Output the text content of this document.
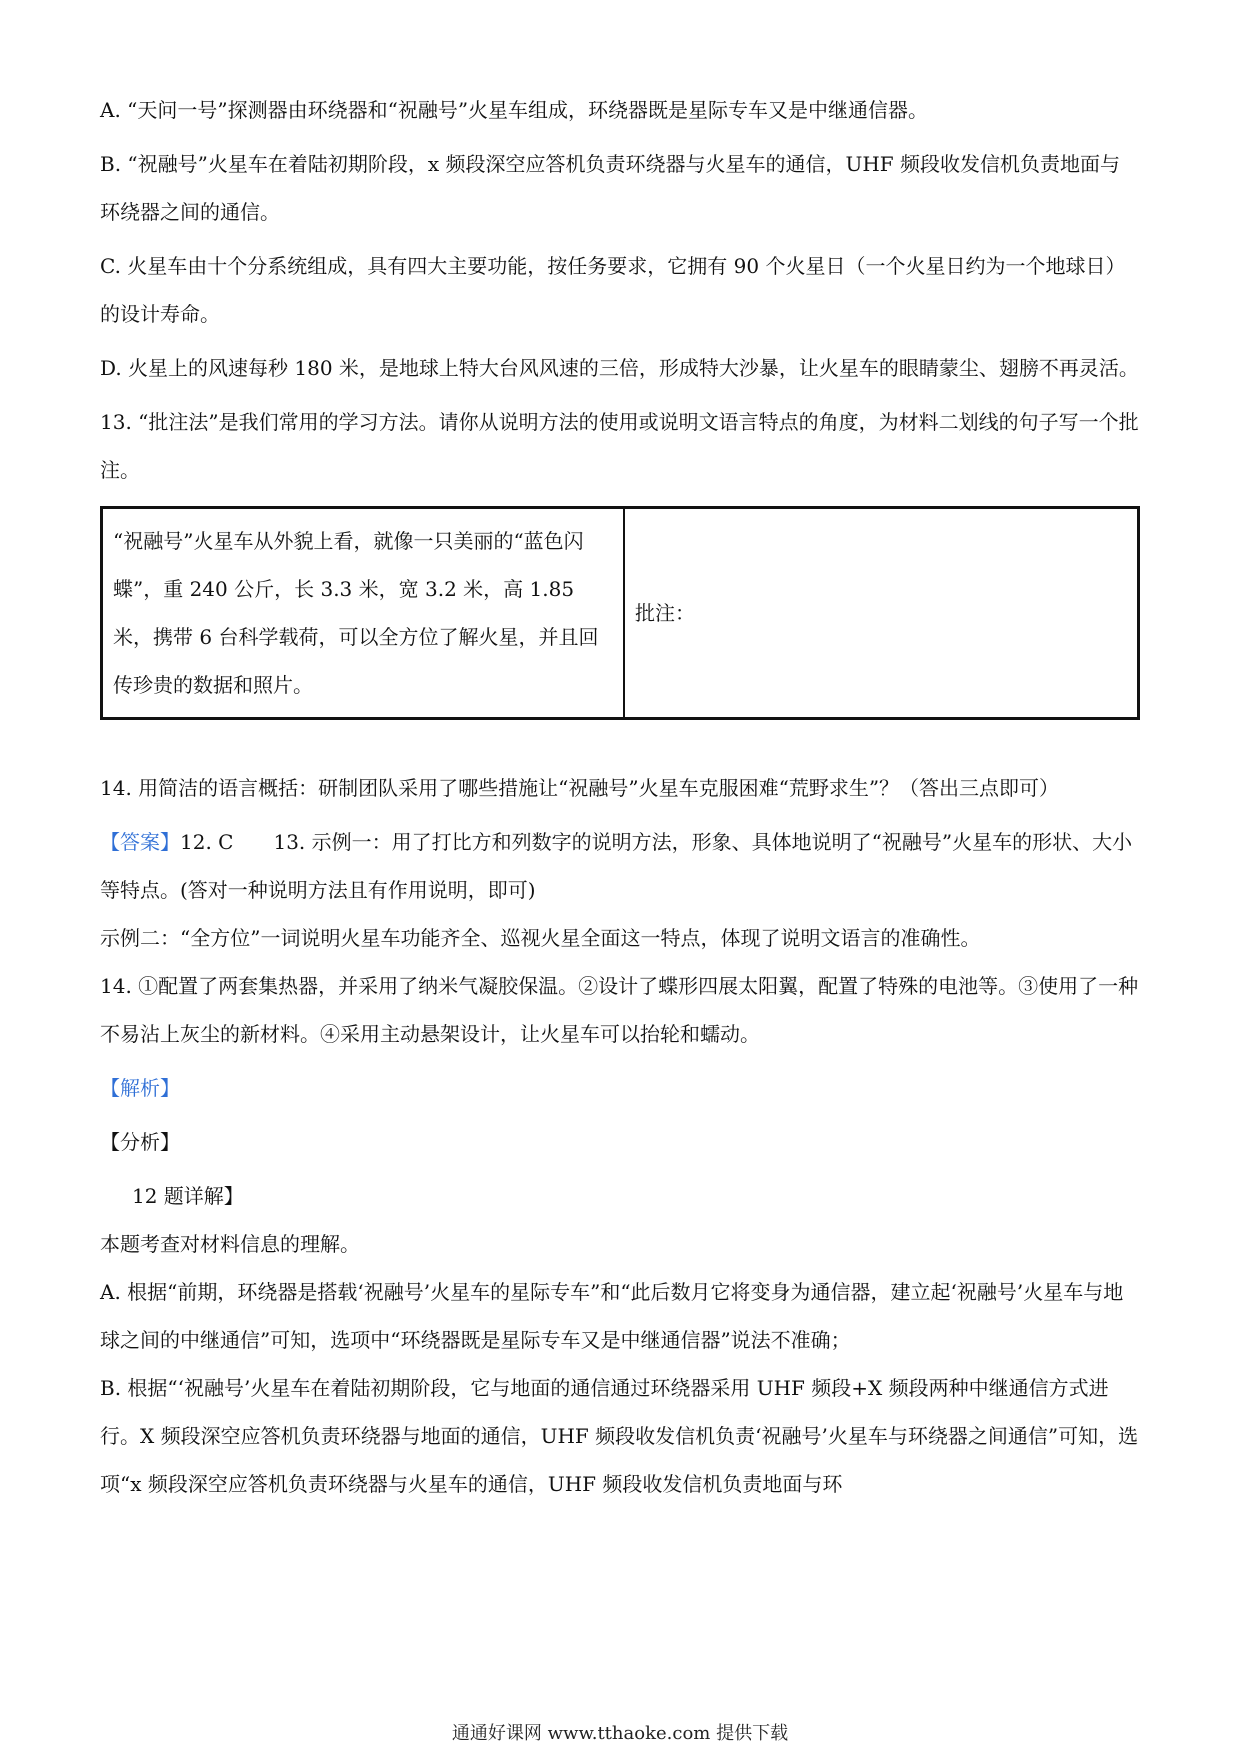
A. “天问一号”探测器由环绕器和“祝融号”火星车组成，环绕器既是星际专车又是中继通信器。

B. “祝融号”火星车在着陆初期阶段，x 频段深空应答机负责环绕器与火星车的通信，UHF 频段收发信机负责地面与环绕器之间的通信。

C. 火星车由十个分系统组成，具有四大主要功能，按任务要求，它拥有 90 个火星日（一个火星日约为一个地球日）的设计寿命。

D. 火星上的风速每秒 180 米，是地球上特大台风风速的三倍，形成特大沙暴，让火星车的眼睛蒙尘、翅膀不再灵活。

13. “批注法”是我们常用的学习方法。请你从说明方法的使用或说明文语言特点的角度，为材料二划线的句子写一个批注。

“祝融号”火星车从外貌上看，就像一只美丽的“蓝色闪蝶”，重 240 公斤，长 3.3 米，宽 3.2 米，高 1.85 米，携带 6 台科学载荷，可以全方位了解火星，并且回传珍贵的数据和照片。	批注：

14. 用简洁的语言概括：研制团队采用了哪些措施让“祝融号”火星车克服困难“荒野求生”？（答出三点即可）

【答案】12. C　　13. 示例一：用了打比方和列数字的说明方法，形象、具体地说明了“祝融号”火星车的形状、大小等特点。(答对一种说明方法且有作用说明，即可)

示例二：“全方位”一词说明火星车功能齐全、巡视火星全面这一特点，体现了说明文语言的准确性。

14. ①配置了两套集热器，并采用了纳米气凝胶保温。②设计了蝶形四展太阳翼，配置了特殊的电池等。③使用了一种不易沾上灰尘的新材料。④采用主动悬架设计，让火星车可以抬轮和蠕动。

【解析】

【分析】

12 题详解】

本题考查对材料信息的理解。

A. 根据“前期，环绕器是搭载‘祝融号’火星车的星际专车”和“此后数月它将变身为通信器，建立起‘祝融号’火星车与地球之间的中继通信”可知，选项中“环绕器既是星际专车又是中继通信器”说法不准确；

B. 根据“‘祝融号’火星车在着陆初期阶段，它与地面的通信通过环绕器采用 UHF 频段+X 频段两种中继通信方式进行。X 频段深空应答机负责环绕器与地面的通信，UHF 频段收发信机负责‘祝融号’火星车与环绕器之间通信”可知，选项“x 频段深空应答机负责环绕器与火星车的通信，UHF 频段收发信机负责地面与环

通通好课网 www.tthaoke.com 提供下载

* _Directions for this task_
Your answer should be a single number: the count of lines in the entries that contain the word "频段深空应答机负责环绕器与火星车的通信".

* _Task solution_
2